CONSIGNE 1 => Mettez à jour le listing depuis son début jusqu'à la ligne qui contient "712, 124, 748]", incluse, en remplaçant "y-tick-label" par "étiquette-y". Ne modifiez rien d'autre.

EXTRAIT À LIRE =>

▬▬▬

1Premier ouvrage de Viviana Zelizer traduit en français, publié dans la collection Liber fondée par Pierre Bourdieu, La signification sociale de l'argent propose d'interroger la dimension sociale de la monnaie. A l'opposé à la fois des économistes orthodoxes qui l'envisagent comme étant socialement neutre, homogène, fongible et permettant l'action rationnelle des agents, et des sociologues comme Georg Simmel pour qui la monnaie dépersonnalise les relations sociales, Viviana Zelizer démontre que l'argent est un outil multiforme et « marqué » socialement dans ses significations et usages, publics et privés. Le livre part du mouvement de standardisation de la monnaie fédérale aux Etats-Unis vers 1870 et observe sur une période de soixante ans, la production sociale de monnaies diversifiées ainsi que le processus de marquage social, au travers de trois formes d'usages : la devise domestique, la monnaie du don et l'argent de la charité. Viviana Zelizer puise ses matériaux d'enquête dans des sources aussi diverses que les magazines féminins, les manuels de savoir-vivre, les guides pour les nouveaux immigrants, les comptes-rendus de jugement, les budgets familiaux, les romans, les publicités ou les confessions anonymes dans les journaux.

2Durant la période étudiée, la production et l'organisation de la monnaie domestique dans les familles américaines s'opèrent selon deux divisions principales : sexuelle et sociale. Alors que les gains sont principalement dus au travail des maris, les dépenses liées au foyer reviennent plutôt aux femmes. Cette transformation du salaire masculin en devise domestique féminine est alors une source de conflits qui s'étalent jusque dans les journaux : pour obtenir l'argent dont elles ont besoin pour leur dépenses personnelles, les femmes sont alors obligées de quémander « comme les mendiants » auprès de maris abusant parfois de cette situation de dépendance. D'un côté, les hommes ont et veulent conserver la propriété exclusive de cet argent, de l'autre, les femmes vont lutter des décennies durant pour qu'une part déterminée du revenu familial leur revienne.

▬▬▬

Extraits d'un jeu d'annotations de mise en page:
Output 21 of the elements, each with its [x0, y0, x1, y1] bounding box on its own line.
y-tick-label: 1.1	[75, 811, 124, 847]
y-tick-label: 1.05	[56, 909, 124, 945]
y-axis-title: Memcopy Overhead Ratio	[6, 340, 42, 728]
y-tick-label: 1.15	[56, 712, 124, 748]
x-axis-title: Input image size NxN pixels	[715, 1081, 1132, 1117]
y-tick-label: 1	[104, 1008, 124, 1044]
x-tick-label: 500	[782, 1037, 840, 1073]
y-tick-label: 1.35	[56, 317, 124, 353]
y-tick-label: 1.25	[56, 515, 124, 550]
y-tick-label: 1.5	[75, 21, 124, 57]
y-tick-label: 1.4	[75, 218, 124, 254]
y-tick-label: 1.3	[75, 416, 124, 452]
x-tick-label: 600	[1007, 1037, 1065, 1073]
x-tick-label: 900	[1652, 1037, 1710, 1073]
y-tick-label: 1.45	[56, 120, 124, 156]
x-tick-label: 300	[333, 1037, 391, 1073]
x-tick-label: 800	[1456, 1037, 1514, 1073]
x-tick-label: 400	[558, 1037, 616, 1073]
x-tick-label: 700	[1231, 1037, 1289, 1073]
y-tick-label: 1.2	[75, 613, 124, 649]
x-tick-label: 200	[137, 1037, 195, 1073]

▬▬▬

CONSIGNE 2 => D'après l'extrait à lire, dans quelle collection a paru la traduction française du livre de Viviana Zelizer ?

RÉPONSE RÉDIGÉE 1 =>
Output 21 of the elements, each with its [x0, y0, x1, y1] bounding box on its own line.
étiquette-y: 1.1	[75, 811, 124, 847]
étiquette-y: 1.05	[56, 909, 124, 945]
y-axis-title: Memcopy Overhead Ratio	[6, 340, 42, 728]
étiquette-y: 1.15	[56, 712, 124, 748]

RÉPONSE RÉDIGÉE 2 => Dans la collection Liber, fondée par Pierre Bourdieu.